### Directions for this task
Extract every line from the records below that contains the word "button".

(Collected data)
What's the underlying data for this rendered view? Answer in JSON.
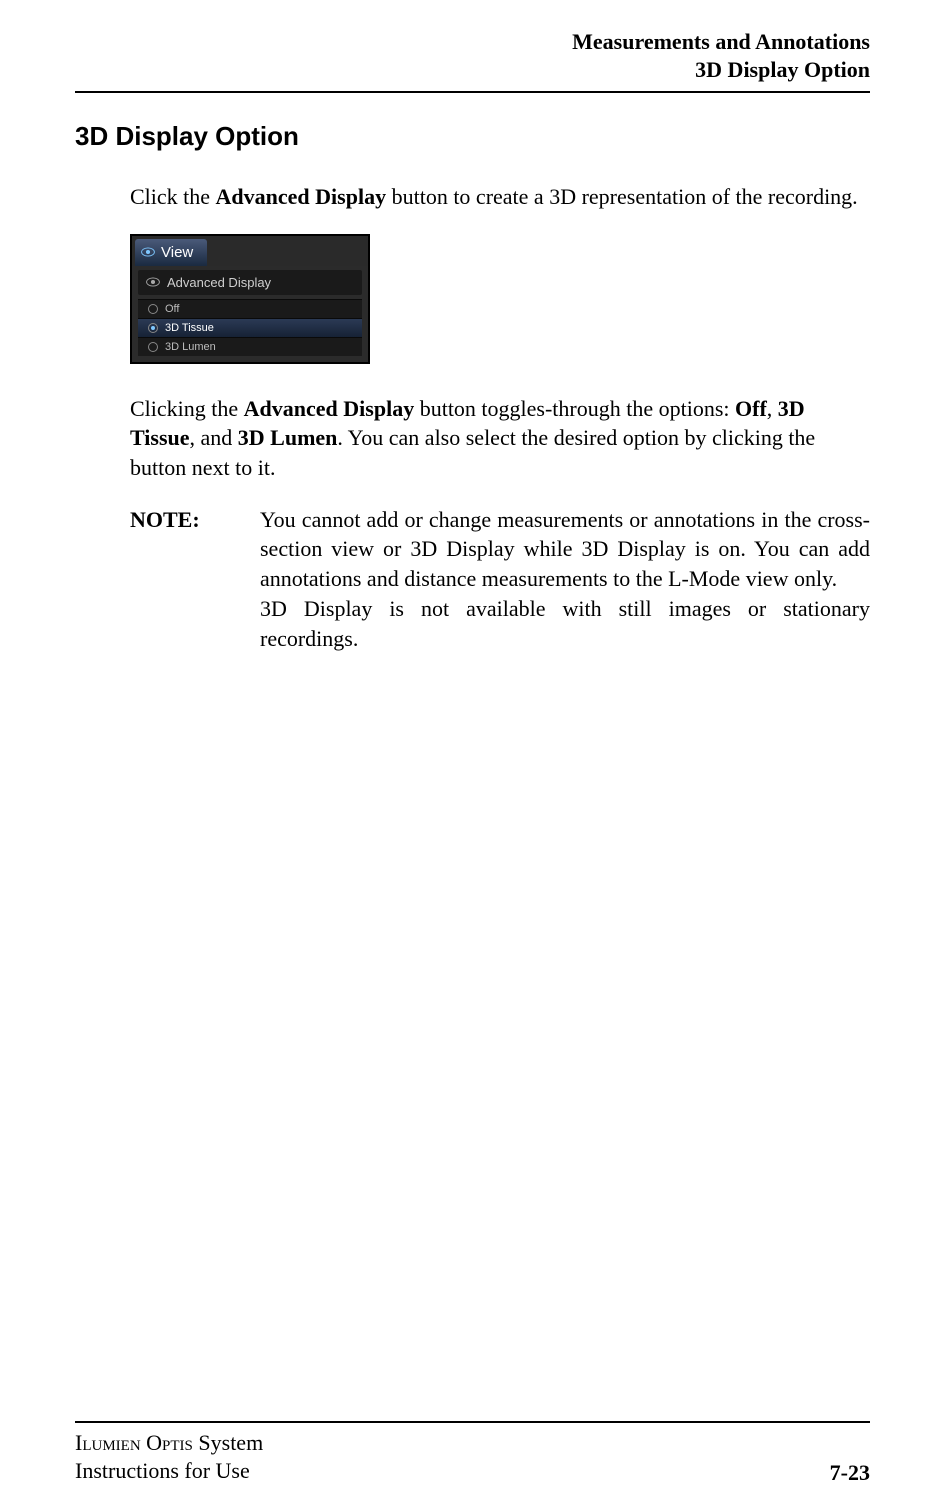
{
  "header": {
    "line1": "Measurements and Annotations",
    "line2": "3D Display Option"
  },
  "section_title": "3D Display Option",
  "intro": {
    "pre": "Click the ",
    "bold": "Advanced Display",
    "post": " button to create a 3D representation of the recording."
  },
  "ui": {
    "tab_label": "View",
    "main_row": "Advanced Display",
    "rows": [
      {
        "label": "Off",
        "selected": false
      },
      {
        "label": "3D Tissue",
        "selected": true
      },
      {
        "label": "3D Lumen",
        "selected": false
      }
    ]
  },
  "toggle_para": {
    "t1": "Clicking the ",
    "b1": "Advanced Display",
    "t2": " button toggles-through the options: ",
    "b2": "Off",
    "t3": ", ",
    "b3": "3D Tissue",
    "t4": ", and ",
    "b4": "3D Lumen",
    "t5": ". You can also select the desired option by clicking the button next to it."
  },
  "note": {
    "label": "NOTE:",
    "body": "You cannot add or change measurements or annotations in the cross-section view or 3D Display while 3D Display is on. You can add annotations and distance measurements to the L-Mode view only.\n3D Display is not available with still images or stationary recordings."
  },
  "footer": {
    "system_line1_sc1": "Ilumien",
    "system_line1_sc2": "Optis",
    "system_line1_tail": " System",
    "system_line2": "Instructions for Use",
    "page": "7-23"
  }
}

### Task solution
    "post": " button to create a 3D representation of the recording."
    "t2": " button toggles-through the options: ",
    "t5": ". You can also select the desired option by clicking the button next to it."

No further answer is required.